WHAT YOU HAVE TO DO →
Your answer should consist of the lines in the data below that contain "panel".

Figure record listings →
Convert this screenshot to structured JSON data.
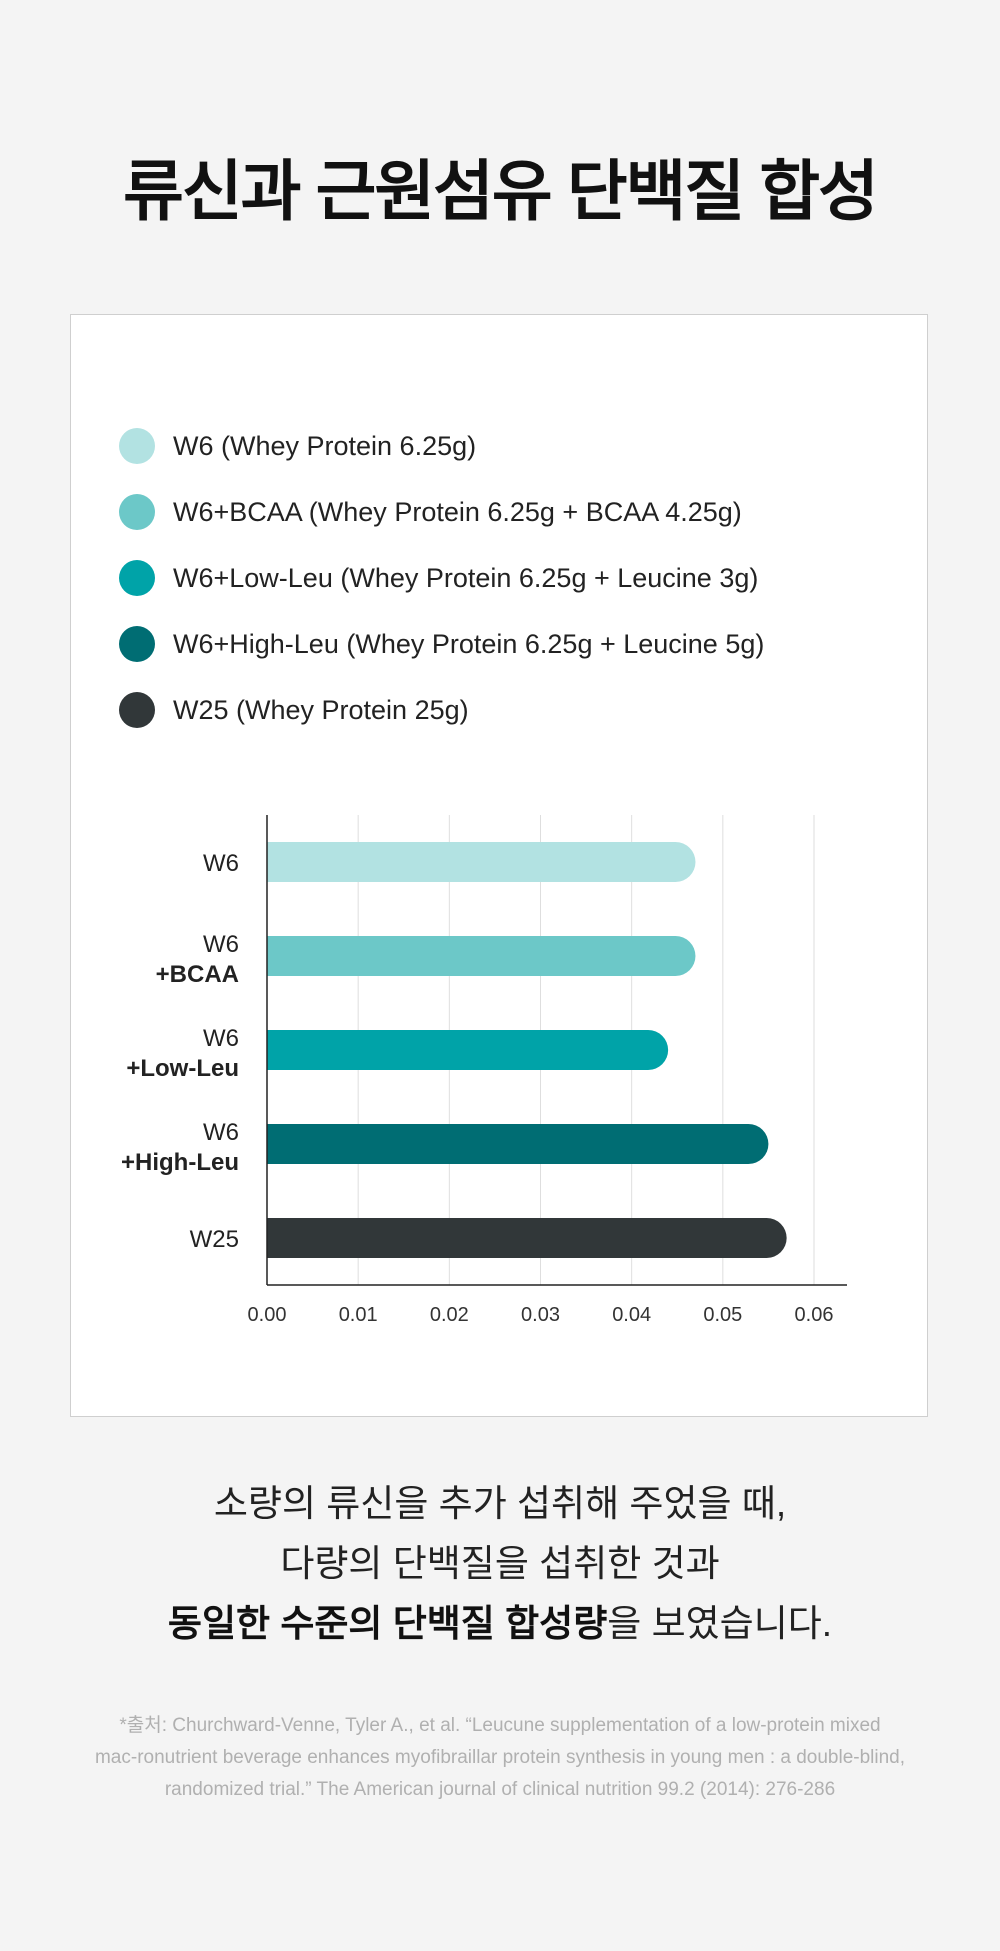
{
  "title": "류신과 근원섬유 단백질 합성",
  "legend": [
    {
      "label": "W6 (Whey Protein 6.25g)",
      "color": "#b2e2e2",
      "icon": "circle-swatch"
    },
    {
      "label": "W6+BCAA (Whey Protein 6.25g + BCAA 4.25g)",
      "color": "#6cc8c8",
      "icon": "circle-swatch"
    },
    {
      "label": "W6+Low-Leu (Whey Protein 6.25g + Leucine 3g)",
      "color": "#00a3a8",
      "icon": "circle-swatch"
    },
    {
      "label": "W6+High-Leu (Whey Protein 6.25g + Leucine 5g)",
      "color": "#006d73",
      "icon": "circle-swatch"
    },
    {
      "label": "W25 (Whey Protein 25g)",
      "color": "#313739",
      "icon": "circle-swatch"
    }
  ],
  "chart_data": {
    "type": "bar",
    "orientation": "horizontal",
    "categories": [
      {
        "line1": "W6",
        "line2": ""
      },
      {
        "line1": "W6",
        "line2": "+BCAA"
      },
      {
        "line1": "W6",
        "line2": "+Low-Leu"
      },
      {
        "line1": "W6",
        "line2": "+High-Leu"
      },
      {
        "line1": "W25",
        "line2": ""
      }
    ],
    "values": [
      0.047,
      0.047,
      0.044,
      0.055,
      0.057
    ],
    "colors": [
      "#b2e2e2",
      "#6cc8c8",
      "#00a3a8",
      "#006d73",
      "#313739"
    ],
    "xlim": [
      0,
      0.06
    ],
    "xticks": [
      "0.00",
      "0.01",
      "0.02",
      "0.03",
      "0.04",
      "0.05",
      "0.06"
    ],
    "grid": true,
    "title": "",
    "xlabel": "",
    "ylabel": ""
  },
  "caption": {
    "line1": "소량의 류신을 추가 섭취해 주었을 때,",
    "line2": "다량의 단백질을 섭취한 것과",
    "line3_bold": "동일한 수준의 단백질 합성량",
    "line3_rest": "을 보였습니다."
  },
  "source": {
    "line1": "*출처: Churchward-Venne, Tyler A., et al. “Leucune supplementation of a low-protein mixed",
    "line2": "mac-ronutrient beverage enhances myofibraillar protein synthesis in young men : a double-blind,",
    "line3": "randomized trial.” The American journal of clinical nutrition 99.2 (2014): 276-286"
  }
}
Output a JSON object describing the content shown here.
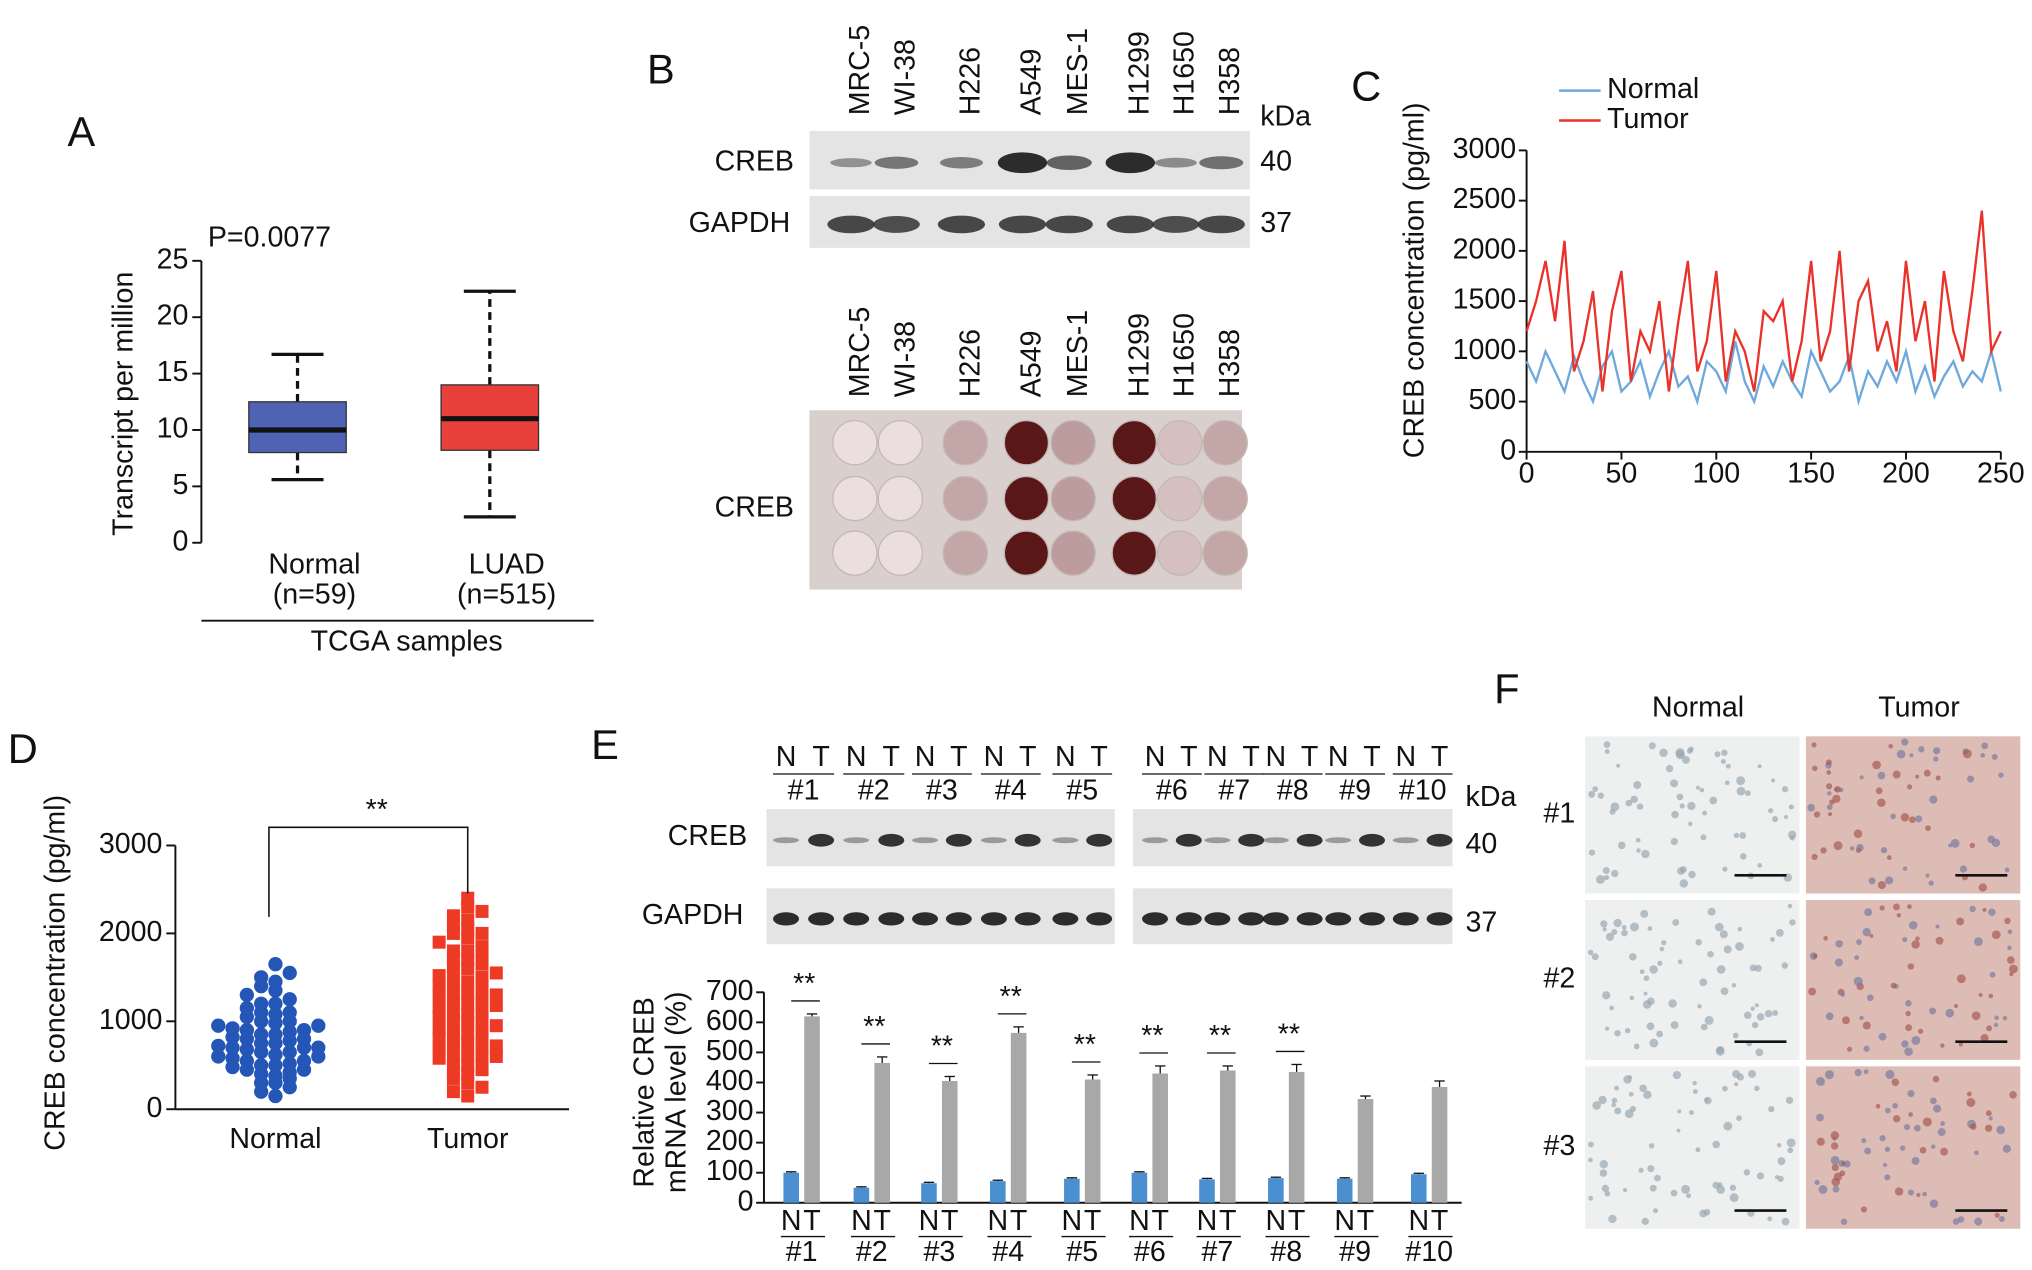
{
  "chart_data": [
    {
      "type": "box",
      "panel": "A",
      "annotation": "P=0.0077",
      "ylabel": "Transcript per million",
      "categories": [
        "Normal",
        "LUAD"
      ],
      "category_notes": [
        "(n=59)",
        "(n=515)"
      ],
      "xlabel": "TCGA samples",
      "boxes": [
        {
          "min": 5.6,
          "q1": 8,
          "median": 10,
          "q3": 12.5,
          "max": 16.7,
          "color": "#4f62b4"
        },
        {
          "min": 2.3,
          "q1": 8.2,
          "median": 11,
          "q3": 14,
          "max": 22.3,
          "color": "#e8403a"
        }
      ],
      "ylim": [
        0,
        25
      ],
      "yticks": [
        0,
        5,
        10,
        15,
        20,
        25
      ]
    },
    {
      "type": "line",
      "panel": "C",
      "ylabel": "CREB concentration (pg/ml)",
      "x": [
        0,
        5,
        10,
        15,
        20,
        25,
        30,
        35,
        40,
        45,
        50,
        55,
        60,
        65,
        70,
        75,
        80,
        85,
        90,
        95,
        100,
        105,
        110,
        115,
        120,
        125,
        130,
        135,
        140,
        145,
        150,
        155,
        160,
        165,
        170,
        175,
        180,
        185,
        190,
        195,
        200,
        205,
        210,
        215,
        220,
        225,
        230,
        235,
        240,
        245,
        250
      ],
      "series": [
        {
          "name": "Normal",
          "color": "#6fa8dc",
          "values": [
            900,
            700,
            1000,
            800,
            600,
            950,
            700,
            500,
            850,
            1000,
            600,
            700,
            900,
            550,
            800,
            1000,
            650,
            750,
            500,
            900,
            800,
            600,
            1100,
            700,
            500,
            850,
            650,
            900,
            700,
            550,
            1000,
            800,
            600,
            700,
            950,
            500,
            800,
            650,
            900,
            700,
            1000,
            600,
            850,
            550,
            750,
            900,
            650,
            800,
            700,
            1000,
            600
          ]
        },
        {
          "name": "Tumor",
          "color": "#e8322a",
          "values": [
            1200,
            1500,
            1900,
            1300,
            2100,
            800,
            1100,
            1600,
            600,
            1400,
            1800,
            700,
            1200,
            1000,
            1500,
            600,
            1300,
            1900,
            800,
            1100,
            1800,
            700,
            1200,
            1000,
            600,
            1400,
            1300,
            1500,
            700,
            1100,
            1900,
            900,
            1200,
            2000,
            800,
            1500,
            1700,
            1000,
            1300,
            800,
            1900,
            1100,
            1500,
            700,
            1800,
            1200,
            900,
            1600,
            2400,
            1000,
            1200
          ]
        }
      ],
      "xlim": [
        0,
        250
      ],
      "xticks": [
        0,
        50,
        100,
        150,
        200,
        250
      ],
      "ylim": [
        0,
        3000
      ],
      "yticks": [
        0,
        500,
        1000,
        1500,
        2000,
        2500,
        3000
      ],
      "legend": "top-left"
    },
    {
      "type": "dotplot",
      "panel": "D",
      "ylabel": "CREB concentration (pg/ml)",
      "annotation": "**",
      "categories": [
        "Normal",
        "Tumor"
      ],
      "groups": [
        {
          "color": "#2456b8",
          "marker": "circle",
          "values": [
            150,
            200,
            250,
            300,
            300,
            350,
            380,
            400,
            420,
            450,
            450,
            480,
            500,
            500,
            520,
            550,
            550,
            580,
            600,
            600,
            620,
            650,
            650,
            680,
            700,
            700,
            700,
            720,
            750,
            750,
            780,
            800,
            800,
            820,
            850,
            850,
            880,
            900,
            900,
            920,
            950,
            950,
            980,
            1000,
            1000,
            1050,
            1080,
            1100,
            1100,
            1150,
            1200,
            1200,
            1250,
            1300,
            1350,
            1400,
            1450,
            1500,
            1550,
            1650
          ]
        },
        {
          "color": "#ec3a24",
          "marker": "square",
          "values": [
            150,
            200,
            250,
            300,
            350,
            400,
            420,
            450,
            500,
            520,
            550,
            580,
            600,
            620,
            650,
            680,
            700,
            720,
            750,
            780,
            800,
            820,
            850,
            880,
            900,
            920,
            950,
            980,
            1000,
            1000,
            1050,
            1080,
            1100,
            1120,
            1150,
            1180,
            1200,
            1220,
            1250,
            1280,
            1300,
            1320,
            1350,
            1380,
            1400,
            1450,
            1480,
            1500,
            1520,
            1550,
            1600,
            1620,
            1650,
            1700,
            1720,
            1750,
            1800,
            1800,
            1850,
            1900,
            1950,
            2000,
            2000,
            2050,
            2100,
            2150,
            2200,
            2250,
            2300,
            2400
          ]
        }
      ],
      "ylim": [
        0,
        3000
      ],
      "yticks": [
        0,
        1000,
        2000,
        3000
      ]
    },
    {
      "type": "bar",
      "ylabel": [
        "Relative CREB",
        "mRNA level (%)"
      ],
      "categories": [
        "#1",
        "#2",
        "#3",
        "#4",
        "#5",
        "#6",
        "#7",
        "#8",
        "#9",
        "#10"
      ],
      "series": [
        {
          "name": "N",
          "color": "#4a90d0",
          "values": [
            100,
            50,
            65,
            72,
            80,
            100,
            78,
            82,
            80,
            95
          ],
          "errors": [
            3,
            3,
            3,
            3,
            3,
            3,
            3,
            3,
            3,
            3
          ]
        },
        {
          "name": "T",
          "color": "#a8a8a8",
          "values": [
            620,
            465,
            405,
            565,
            410,
            430,
            440,
            435,
            345,
            385
          ],
          "errors": [
            8,
            20,
            15,
            20,
            15,
            25,
            15,
            25,
            10,
            20
          ]
        }
      ],
      "annotations": [
        {
          "category": 0,
          "text": "**"
        },
        {
          "category": 1,
          "text": "**"
        },
        {
          "category": 2,
          "text": "**"
        },
        {
          "category": 3,
          "text": "**"
        },
        {
          "category": 4,
          "text": "**"
        },
        {
          "category": 5,
          "text": "**"
        },
        {
          "category": 6,
          "text": "**"
        },
        {
          "category": 7,
          "text": "**"
        }
      ],
      "ylim": [
        0,
        700
      ],
      "yticks": [
        0,
        100,
        200,
        300,
        400,
        500,
        600,
        700
      ]
    }
  ],
  "cell_blots": {
    "panel": "B",
    "cell_lines": [
      "MRC-5",
      "WI-38",
      "H226",
      "A549",
      "MES-1",
      "H1299",
      "H1650",
      "H358"
    ],
    "kda": "kDa",
    "rows": [
      {
        "label": "CREB",
        "kda": "40"
      },
      {
        "label": "GAPDH",
        "kda": "37"
      }
    ],
    "plate_label": "CREB"
  },
  "tissue_blots": {
    "panel": "E",
    "lane_labels": [
      "N",
      "T"
    ],
    "samples": [
      "#1",
      "#2",
      "#3",
      "#4",
      "#5",
      "#6",
      "#7",
      "#8",
      "#9",
      "#10"
    ],
    "kda": "kDa",
    "rows": [
      {
        "label": "CREB",
        "kda": "40"
      },
      {
        "label": "GAPDH",
        "kda": "37"
      }
    ]
  },
  "histology": {
    "panel": "F",
    "columns": [
      "Normal",
      "Tumor"
    ],
    "rows": [
      "#1",
      "#2",
      "#3"
    ]
  }
}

EXERCISE RESPONSE →
      "panel": "A",
      "panel": "C",
      "panel": "D",
    "panel": "B",
    "panel": "E",
    "panel": "F",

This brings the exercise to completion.